» The problem
Copy out, from the entries below, each line holding the string "header".

» Data to use

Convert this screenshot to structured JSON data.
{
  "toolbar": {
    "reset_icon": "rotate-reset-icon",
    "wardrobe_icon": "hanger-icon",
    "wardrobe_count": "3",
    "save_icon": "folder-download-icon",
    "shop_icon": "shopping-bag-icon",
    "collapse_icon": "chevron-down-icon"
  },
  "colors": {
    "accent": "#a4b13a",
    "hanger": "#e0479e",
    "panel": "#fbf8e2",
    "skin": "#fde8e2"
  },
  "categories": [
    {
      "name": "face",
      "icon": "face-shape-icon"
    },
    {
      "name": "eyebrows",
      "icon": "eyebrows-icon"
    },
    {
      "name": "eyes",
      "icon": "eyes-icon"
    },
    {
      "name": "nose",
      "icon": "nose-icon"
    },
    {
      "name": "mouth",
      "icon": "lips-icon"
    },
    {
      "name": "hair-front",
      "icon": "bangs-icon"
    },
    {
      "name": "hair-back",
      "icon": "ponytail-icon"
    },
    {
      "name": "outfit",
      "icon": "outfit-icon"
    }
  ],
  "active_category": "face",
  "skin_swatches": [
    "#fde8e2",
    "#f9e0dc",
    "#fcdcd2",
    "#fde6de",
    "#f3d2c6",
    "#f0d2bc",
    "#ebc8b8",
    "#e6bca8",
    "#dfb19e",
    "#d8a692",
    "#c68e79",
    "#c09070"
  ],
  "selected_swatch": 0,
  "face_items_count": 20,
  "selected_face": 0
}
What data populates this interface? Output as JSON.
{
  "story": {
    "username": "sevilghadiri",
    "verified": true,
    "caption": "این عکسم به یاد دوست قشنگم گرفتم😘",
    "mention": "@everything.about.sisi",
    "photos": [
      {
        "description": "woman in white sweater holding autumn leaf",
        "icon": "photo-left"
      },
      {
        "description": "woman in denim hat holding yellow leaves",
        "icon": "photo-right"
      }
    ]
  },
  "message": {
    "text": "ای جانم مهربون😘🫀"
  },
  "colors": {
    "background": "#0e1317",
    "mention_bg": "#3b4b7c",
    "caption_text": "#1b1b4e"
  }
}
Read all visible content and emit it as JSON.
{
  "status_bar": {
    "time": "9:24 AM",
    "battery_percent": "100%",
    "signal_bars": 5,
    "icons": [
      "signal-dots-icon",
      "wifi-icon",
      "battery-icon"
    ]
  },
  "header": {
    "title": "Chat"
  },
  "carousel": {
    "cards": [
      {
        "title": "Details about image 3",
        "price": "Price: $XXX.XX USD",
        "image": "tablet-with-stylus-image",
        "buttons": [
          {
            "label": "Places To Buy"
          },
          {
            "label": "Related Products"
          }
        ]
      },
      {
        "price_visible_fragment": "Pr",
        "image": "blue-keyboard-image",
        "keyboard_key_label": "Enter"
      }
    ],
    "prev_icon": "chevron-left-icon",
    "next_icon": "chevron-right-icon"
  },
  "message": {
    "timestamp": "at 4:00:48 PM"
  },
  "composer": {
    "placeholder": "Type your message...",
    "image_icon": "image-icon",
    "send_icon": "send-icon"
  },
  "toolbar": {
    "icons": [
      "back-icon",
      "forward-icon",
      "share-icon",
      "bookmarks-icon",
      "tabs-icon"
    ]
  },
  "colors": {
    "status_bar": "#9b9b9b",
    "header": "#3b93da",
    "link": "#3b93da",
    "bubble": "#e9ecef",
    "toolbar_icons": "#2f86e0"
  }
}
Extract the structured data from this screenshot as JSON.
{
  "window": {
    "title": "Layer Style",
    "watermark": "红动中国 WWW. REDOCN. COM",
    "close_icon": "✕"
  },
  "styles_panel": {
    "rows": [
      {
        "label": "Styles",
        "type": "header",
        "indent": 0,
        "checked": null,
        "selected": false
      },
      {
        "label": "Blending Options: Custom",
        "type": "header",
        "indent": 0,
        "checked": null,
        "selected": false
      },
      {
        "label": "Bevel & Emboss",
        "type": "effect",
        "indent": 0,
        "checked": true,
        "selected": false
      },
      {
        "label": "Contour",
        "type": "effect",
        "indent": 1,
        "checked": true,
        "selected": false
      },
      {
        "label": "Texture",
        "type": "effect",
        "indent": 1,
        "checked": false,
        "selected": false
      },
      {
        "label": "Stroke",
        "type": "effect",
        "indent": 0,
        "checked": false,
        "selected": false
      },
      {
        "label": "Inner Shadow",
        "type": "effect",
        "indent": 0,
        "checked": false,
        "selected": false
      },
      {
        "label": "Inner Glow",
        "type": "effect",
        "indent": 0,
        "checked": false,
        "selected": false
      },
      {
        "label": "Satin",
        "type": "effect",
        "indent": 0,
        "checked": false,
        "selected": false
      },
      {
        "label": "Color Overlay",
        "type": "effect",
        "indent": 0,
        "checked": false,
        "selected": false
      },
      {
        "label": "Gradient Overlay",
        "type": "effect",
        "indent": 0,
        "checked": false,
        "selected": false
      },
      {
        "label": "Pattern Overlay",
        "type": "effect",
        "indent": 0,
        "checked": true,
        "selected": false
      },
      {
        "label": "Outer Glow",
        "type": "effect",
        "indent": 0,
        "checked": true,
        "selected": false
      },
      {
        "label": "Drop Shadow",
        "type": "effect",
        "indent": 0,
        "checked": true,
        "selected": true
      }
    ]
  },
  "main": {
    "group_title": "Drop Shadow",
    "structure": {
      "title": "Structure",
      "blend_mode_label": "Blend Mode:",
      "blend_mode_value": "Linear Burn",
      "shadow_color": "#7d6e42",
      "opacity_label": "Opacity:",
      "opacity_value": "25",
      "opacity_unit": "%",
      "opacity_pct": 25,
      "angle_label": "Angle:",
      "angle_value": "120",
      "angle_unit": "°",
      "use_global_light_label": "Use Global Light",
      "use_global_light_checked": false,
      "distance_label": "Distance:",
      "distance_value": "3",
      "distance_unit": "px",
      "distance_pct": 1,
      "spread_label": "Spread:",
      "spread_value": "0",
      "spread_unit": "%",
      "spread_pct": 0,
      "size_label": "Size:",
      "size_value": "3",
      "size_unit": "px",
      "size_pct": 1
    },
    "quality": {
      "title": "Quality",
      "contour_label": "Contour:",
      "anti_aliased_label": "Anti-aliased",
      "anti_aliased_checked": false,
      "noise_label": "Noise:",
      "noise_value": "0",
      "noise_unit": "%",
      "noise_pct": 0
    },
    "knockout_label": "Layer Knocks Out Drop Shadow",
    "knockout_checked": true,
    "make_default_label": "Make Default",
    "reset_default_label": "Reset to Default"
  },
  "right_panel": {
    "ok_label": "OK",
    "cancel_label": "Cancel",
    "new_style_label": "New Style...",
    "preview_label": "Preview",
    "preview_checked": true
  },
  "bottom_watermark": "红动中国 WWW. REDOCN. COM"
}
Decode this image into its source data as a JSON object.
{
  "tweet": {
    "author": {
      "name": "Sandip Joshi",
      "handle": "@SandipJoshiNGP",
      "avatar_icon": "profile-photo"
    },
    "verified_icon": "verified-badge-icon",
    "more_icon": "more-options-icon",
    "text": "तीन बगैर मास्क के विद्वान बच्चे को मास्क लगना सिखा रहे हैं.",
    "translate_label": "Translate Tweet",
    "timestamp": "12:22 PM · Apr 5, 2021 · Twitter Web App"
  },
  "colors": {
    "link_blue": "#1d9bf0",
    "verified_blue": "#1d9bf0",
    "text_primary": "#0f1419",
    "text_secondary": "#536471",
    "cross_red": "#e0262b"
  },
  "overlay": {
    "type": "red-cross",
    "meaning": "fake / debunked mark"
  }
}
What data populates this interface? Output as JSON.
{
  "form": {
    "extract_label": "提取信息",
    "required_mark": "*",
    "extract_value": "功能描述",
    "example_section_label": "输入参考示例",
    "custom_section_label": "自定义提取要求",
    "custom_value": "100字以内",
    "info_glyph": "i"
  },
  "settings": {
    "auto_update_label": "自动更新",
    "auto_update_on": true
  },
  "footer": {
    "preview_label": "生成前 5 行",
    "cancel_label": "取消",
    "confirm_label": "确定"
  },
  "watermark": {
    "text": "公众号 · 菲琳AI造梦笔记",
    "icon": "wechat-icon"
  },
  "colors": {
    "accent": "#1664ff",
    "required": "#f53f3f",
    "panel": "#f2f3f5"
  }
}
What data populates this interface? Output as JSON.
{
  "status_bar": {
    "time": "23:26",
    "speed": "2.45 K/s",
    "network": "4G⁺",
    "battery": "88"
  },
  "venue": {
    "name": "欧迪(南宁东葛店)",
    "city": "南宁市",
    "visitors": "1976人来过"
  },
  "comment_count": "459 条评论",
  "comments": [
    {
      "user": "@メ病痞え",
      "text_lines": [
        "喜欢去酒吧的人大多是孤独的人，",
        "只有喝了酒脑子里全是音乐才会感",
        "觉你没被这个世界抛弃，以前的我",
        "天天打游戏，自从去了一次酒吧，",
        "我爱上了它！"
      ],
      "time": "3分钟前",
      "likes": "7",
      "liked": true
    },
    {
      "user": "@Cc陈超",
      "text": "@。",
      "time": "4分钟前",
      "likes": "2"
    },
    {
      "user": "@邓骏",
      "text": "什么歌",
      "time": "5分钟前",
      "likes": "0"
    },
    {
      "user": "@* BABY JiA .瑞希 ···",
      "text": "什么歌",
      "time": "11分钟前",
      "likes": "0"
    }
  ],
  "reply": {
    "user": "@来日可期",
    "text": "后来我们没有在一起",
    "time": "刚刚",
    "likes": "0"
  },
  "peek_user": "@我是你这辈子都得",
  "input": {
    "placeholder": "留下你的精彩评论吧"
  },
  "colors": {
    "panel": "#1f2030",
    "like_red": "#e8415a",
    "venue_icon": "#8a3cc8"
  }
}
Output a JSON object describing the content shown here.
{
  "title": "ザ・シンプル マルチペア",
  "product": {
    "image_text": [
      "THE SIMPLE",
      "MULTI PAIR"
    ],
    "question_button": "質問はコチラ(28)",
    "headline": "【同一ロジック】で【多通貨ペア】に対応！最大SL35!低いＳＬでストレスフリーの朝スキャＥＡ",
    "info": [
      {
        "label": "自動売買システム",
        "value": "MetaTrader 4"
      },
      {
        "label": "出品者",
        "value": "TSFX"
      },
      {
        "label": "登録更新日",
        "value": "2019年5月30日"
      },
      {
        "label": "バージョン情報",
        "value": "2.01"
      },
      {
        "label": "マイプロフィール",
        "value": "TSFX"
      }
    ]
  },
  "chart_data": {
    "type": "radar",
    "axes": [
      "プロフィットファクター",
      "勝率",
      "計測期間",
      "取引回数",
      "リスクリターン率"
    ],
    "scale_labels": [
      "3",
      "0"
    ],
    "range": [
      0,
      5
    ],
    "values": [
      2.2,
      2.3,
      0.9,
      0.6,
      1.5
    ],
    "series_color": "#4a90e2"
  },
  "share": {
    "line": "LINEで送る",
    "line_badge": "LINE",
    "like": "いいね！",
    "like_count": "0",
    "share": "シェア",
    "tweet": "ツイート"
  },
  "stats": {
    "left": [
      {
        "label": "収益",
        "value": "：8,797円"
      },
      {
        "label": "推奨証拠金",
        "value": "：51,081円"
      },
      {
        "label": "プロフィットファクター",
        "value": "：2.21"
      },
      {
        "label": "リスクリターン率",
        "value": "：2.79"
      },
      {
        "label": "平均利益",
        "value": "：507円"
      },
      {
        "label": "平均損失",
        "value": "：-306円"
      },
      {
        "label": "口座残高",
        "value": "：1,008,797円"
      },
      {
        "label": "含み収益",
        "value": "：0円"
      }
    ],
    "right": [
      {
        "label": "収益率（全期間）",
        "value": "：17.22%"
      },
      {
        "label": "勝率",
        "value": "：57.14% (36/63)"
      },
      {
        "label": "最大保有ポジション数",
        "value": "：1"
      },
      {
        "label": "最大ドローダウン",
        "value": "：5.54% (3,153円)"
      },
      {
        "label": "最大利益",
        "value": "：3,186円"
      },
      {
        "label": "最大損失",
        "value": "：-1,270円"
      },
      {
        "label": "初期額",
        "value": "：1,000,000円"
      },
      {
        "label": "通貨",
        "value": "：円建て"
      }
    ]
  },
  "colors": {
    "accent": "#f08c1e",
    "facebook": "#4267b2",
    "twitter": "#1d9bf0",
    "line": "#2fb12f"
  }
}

» Result below
  "header": {
    "header": "#3b93da",
        "type": "header",
        "type": "header",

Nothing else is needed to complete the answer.